## AIM
Give back exactly the lines from the one holding "Output a JSON" to the bottom of the material, both included, and nothing more. No pictures.

## Dataset records on visual material

══════════════════════════════

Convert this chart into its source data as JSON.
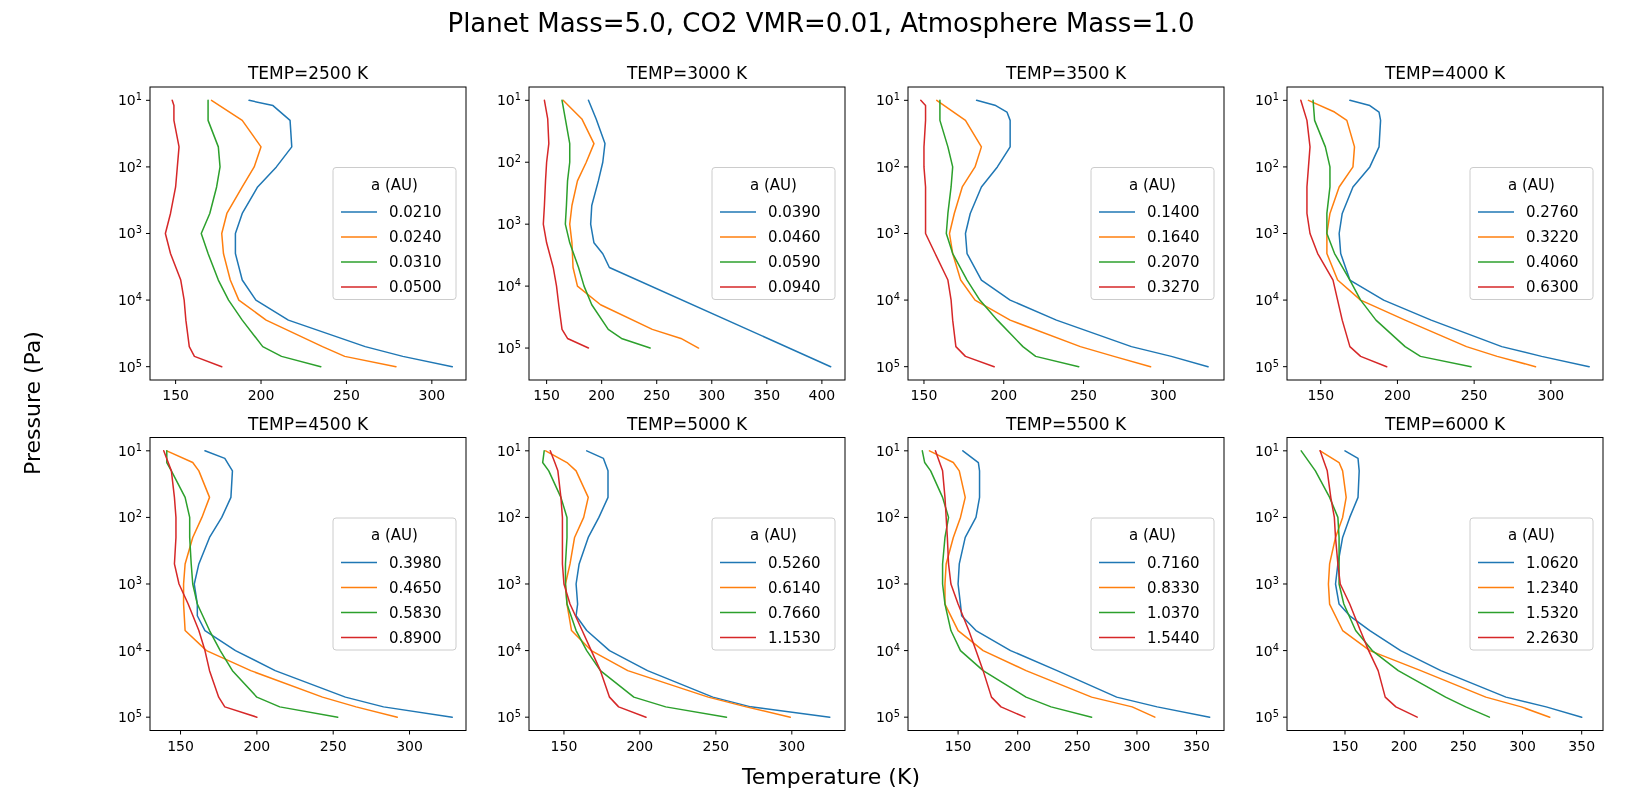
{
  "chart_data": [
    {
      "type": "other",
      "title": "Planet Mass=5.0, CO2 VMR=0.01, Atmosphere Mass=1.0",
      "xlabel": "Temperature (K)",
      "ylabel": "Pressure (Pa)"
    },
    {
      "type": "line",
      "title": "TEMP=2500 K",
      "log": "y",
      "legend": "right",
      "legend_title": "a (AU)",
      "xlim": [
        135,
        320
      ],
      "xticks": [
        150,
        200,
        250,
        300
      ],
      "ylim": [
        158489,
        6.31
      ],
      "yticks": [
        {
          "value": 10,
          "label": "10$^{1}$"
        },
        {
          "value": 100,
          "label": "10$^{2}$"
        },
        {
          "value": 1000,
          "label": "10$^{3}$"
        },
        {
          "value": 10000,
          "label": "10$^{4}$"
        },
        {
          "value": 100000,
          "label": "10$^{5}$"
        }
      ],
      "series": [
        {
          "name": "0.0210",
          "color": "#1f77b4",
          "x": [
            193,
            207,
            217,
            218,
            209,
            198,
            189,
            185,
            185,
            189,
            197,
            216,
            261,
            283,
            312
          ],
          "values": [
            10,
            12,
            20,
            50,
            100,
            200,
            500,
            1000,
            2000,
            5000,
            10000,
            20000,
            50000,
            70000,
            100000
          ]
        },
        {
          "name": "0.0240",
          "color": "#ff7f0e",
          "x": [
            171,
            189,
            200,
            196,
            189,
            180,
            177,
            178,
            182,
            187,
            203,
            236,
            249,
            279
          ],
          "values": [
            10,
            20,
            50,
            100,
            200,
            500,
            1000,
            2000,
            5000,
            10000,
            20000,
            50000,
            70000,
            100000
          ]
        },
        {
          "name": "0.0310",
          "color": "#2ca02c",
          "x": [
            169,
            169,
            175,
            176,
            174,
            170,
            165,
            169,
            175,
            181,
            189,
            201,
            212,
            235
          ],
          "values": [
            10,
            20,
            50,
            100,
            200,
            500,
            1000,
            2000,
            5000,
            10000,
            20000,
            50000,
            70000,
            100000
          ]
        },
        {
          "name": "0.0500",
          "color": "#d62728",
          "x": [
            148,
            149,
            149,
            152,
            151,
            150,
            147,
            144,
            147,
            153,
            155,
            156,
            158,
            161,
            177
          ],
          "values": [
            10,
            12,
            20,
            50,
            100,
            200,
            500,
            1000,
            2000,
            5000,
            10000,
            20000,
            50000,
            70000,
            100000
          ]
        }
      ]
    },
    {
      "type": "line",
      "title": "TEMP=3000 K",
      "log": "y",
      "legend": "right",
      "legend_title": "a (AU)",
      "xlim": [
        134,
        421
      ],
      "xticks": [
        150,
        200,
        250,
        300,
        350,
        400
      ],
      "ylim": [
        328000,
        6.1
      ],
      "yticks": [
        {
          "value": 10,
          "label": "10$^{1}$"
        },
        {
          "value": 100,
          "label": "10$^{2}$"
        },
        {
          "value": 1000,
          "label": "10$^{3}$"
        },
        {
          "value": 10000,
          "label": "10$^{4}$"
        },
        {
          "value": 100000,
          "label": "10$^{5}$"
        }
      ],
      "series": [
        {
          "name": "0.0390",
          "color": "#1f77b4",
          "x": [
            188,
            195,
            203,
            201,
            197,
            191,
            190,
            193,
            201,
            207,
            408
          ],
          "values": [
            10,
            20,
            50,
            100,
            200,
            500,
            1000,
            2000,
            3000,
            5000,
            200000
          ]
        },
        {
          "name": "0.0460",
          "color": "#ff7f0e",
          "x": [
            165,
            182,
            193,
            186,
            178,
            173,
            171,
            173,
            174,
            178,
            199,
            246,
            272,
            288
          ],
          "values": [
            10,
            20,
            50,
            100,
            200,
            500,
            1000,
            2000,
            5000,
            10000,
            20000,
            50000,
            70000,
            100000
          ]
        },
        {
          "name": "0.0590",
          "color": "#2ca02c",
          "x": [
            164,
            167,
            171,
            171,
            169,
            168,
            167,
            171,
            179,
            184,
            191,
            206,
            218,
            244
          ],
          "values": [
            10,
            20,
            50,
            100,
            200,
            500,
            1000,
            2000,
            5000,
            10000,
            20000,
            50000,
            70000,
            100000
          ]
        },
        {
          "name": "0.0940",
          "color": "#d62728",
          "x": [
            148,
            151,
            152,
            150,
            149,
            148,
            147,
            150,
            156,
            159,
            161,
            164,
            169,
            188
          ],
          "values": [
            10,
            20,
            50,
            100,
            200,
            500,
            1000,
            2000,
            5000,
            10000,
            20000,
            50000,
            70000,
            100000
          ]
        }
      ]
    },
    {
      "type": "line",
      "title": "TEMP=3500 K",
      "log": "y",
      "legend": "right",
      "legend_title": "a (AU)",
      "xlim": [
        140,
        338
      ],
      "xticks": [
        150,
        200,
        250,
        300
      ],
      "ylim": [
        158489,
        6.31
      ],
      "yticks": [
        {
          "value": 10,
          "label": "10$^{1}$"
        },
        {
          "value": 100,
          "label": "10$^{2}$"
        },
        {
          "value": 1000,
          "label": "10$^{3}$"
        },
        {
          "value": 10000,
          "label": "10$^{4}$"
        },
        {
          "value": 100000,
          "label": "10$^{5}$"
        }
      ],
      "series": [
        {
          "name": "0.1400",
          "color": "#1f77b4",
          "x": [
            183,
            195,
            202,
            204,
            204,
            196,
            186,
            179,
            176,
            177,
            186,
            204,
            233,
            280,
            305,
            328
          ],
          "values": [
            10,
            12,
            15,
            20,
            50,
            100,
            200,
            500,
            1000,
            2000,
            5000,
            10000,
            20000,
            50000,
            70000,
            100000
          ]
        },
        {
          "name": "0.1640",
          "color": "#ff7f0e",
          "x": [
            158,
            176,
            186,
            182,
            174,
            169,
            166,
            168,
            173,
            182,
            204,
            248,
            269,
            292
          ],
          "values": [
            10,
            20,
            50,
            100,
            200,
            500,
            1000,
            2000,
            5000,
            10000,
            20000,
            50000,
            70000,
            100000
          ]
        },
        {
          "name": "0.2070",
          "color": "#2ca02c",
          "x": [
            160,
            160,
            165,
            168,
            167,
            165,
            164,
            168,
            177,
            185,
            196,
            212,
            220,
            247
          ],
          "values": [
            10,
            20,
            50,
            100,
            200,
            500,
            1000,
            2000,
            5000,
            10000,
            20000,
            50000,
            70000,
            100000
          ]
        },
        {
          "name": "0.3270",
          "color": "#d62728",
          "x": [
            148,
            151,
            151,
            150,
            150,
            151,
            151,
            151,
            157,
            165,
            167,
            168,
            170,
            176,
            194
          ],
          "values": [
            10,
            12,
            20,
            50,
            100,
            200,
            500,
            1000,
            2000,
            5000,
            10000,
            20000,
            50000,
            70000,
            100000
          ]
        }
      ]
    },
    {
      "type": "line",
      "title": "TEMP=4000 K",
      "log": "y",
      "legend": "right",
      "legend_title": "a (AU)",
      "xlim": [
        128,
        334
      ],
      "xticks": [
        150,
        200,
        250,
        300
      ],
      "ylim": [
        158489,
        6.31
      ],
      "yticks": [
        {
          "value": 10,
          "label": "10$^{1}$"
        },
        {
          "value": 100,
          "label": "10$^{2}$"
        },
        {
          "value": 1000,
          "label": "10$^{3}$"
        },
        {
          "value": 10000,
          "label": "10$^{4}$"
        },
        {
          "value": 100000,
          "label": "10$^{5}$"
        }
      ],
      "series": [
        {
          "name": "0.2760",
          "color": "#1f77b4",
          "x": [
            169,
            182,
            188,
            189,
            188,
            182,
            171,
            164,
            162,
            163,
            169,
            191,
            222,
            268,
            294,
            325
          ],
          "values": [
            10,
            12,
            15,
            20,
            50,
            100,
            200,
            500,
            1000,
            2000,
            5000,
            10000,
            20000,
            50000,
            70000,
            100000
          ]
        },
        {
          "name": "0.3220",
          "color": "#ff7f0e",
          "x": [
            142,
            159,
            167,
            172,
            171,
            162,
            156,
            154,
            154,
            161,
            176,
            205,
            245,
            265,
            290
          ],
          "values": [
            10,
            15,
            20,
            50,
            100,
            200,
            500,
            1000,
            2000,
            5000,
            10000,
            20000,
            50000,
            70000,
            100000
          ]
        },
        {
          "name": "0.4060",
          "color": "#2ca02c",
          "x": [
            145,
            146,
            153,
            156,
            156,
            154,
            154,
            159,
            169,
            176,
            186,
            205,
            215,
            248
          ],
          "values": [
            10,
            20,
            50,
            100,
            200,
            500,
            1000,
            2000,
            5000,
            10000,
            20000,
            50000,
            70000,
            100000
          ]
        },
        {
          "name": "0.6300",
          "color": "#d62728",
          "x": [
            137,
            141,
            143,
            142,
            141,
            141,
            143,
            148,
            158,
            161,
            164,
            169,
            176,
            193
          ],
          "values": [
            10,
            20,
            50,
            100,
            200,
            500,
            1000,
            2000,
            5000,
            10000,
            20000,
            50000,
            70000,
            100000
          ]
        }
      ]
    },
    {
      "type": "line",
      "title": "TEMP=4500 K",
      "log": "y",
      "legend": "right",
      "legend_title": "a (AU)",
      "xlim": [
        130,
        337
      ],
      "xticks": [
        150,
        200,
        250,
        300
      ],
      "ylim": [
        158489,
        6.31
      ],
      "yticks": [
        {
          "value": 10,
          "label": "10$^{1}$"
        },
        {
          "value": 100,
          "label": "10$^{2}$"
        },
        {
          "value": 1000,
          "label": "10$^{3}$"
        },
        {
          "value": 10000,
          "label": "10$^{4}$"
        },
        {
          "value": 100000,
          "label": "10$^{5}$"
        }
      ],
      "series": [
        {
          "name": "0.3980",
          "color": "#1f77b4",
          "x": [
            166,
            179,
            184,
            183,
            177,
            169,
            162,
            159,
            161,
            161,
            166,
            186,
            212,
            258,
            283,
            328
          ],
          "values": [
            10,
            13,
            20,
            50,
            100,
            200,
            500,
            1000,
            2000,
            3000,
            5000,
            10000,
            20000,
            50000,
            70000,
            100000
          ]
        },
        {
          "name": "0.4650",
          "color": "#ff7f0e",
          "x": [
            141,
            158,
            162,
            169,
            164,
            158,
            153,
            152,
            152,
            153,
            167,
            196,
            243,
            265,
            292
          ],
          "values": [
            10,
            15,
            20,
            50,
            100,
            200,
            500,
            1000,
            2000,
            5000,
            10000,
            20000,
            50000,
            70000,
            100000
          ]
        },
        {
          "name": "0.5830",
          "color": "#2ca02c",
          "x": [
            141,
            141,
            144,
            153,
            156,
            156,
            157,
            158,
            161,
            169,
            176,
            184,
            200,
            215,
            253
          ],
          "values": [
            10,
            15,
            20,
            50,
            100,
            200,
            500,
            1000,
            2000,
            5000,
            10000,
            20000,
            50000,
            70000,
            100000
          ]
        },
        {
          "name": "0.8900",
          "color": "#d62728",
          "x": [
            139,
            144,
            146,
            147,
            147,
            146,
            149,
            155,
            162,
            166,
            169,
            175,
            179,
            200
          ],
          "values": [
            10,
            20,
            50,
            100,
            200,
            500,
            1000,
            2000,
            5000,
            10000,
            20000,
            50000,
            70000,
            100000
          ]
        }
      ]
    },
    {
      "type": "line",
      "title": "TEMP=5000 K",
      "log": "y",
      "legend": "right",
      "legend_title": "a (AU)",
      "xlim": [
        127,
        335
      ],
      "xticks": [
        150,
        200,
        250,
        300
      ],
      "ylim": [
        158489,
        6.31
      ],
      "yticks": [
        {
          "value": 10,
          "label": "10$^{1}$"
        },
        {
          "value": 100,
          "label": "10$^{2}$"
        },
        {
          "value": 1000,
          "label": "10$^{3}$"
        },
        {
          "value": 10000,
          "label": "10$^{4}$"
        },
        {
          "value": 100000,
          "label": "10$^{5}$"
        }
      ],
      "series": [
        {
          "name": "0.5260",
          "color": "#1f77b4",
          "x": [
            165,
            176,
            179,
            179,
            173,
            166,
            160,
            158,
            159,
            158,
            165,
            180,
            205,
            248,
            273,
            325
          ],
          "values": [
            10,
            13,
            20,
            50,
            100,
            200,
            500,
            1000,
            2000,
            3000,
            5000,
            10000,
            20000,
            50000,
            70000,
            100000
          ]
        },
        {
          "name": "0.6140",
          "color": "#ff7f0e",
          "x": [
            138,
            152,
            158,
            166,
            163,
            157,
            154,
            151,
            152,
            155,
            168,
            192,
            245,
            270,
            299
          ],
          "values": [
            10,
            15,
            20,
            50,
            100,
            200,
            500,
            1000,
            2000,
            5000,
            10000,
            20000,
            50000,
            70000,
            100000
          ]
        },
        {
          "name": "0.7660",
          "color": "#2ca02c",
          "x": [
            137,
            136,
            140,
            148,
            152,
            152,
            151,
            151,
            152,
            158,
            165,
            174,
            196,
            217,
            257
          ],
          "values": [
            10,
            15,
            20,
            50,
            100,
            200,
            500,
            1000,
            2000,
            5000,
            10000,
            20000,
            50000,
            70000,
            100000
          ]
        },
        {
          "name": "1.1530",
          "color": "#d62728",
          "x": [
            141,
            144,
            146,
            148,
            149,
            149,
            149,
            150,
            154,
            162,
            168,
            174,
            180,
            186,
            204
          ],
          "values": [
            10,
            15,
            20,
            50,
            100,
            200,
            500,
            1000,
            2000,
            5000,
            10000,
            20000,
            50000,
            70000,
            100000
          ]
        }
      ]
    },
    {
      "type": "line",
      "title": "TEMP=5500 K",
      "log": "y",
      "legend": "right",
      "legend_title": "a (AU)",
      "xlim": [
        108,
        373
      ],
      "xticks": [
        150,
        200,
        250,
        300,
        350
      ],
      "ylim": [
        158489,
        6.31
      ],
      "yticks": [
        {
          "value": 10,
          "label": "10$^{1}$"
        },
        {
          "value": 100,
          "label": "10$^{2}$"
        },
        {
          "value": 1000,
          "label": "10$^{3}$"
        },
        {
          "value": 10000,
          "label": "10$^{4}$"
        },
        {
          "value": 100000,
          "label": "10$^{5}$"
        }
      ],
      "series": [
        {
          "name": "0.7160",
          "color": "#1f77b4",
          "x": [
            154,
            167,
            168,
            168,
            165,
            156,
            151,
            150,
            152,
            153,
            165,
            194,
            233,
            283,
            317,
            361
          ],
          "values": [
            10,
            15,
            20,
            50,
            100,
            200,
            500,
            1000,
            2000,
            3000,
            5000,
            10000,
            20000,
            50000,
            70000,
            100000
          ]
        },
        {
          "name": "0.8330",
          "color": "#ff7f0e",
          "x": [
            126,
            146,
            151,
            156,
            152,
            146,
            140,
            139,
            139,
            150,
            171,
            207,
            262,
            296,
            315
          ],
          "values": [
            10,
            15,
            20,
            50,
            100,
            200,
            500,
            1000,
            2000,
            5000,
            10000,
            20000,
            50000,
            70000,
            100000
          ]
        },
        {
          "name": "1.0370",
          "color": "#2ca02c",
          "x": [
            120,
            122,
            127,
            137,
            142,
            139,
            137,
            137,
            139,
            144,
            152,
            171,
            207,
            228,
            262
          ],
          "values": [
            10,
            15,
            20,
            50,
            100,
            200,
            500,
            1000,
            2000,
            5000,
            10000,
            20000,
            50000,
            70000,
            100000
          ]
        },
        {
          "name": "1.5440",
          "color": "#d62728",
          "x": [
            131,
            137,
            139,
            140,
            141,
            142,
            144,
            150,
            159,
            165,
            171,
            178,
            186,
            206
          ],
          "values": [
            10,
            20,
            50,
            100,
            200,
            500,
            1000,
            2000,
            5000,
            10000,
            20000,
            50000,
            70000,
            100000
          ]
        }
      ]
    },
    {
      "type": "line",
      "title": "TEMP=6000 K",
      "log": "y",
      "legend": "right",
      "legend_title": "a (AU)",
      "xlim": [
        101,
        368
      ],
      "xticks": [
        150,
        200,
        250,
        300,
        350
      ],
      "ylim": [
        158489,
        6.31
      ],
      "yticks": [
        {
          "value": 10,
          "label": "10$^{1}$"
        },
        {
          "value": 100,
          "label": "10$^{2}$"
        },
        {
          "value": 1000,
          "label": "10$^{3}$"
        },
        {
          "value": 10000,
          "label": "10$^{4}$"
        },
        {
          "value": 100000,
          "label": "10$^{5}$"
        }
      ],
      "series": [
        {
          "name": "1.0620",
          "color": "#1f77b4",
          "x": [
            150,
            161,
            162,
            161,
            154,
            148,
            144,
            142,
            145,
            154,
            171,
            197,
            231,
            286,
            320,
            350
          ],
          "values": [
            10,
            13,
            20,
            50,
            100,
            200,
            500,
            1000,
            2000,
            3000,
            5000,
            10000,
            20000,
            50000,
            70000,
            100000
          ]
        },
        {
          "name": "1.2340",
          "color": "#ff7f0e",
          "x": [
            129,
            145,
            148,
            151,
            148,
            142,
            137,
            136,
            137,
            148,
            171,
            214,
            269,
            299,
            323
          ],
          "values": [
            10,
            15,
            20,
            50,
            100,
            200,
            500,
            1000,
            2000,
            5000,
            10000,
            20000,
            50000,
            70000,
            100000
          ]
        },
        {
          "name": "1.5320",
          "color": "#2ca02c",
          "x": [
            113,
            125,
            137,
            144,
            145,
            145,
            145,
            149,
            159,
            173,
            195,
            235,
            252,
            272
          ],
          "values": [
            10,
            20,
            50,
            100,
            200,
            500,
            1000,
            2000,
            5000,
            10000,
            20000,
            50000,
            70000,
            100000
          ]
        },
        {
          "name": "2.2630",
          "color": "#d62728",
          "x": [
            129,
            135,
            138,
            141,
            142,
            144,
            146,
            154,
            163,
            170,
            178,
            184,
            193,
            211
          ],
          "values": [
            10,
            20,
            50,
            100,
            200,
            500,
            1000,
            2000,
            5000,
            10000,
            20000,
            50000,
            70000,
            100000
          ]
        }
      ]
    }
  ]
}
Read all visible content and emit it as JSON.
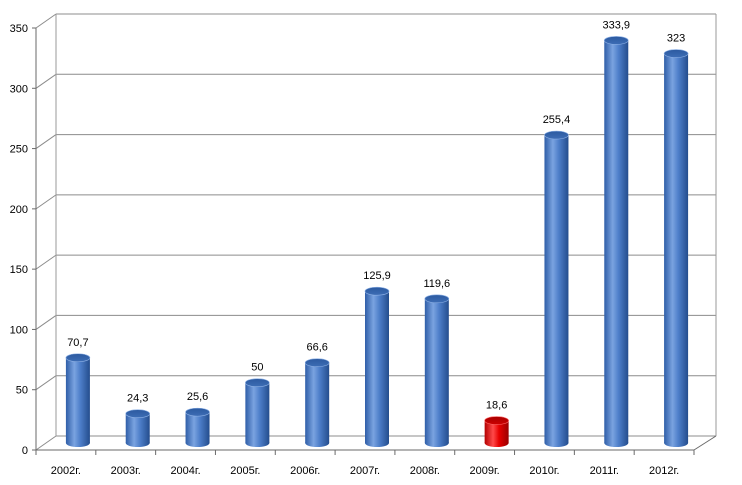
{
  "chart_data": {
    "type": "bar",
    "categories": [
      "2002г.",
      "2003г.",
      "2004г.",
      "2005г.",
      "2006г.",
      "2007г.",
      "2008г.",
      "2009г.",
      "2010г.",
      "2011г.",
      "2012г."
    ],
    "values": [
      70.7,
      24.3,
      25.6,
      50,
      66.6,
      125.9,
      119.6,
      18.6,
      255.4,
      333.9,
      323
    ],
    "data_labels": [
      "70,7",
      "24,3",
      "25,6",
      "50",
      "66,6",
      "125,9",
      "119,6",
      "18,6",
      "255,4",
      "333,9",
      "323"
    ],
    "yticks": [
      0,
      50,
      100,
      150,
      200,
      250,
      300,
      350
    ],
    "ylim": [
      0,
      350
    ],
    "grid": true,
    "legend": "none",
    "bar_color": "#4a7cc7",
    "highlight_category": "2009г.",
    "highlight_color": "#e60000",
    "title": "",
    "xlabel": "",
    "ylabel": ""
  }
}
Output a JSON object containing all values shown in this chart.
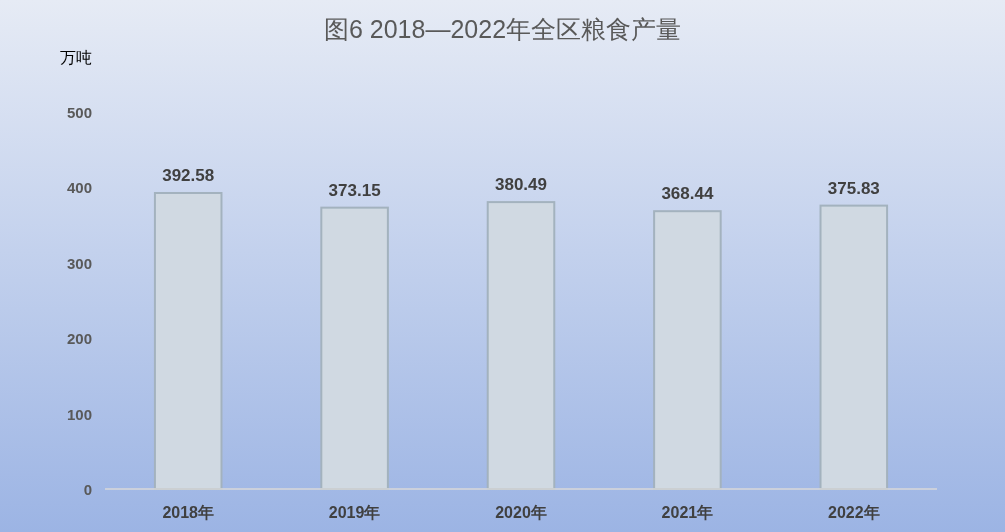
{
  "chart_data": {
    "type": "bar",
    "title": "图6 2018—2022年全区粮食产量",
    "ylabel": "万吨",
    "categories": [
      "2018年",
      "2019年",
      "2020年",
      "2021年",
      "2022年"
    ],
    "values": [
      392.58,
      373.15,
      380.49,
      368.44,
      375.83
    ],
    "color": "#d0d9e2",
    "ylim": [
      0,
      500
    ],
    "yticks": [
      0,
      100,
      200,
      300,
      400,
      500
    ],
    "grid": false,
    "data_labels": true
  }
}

══════════════════════════════

## COMPLETE RESPONSE
Output a JSON object containing all values shown in this chart.
{
  "chart_data": {
    "type": "bar",
    "title": "图6 2018—2022年全区粮食产量",
    "ylabel": "万吨",
    "categories": [
      "2018年",
      "2019年",
      "2020年",
      "2021年",
      "2022年"
    ],
    "values": [
      392.58,
      373.15,
      380.49,
      368.44,
      375.83
    ],
    "color": "#d0d9e2",
    "ylim": [
      0,
      500
    ],
    "yticks": [
      0,
      100,
      200,
      300,
      400,
      500
    ],
    "grid": false,
    "data_labels": true
  }
}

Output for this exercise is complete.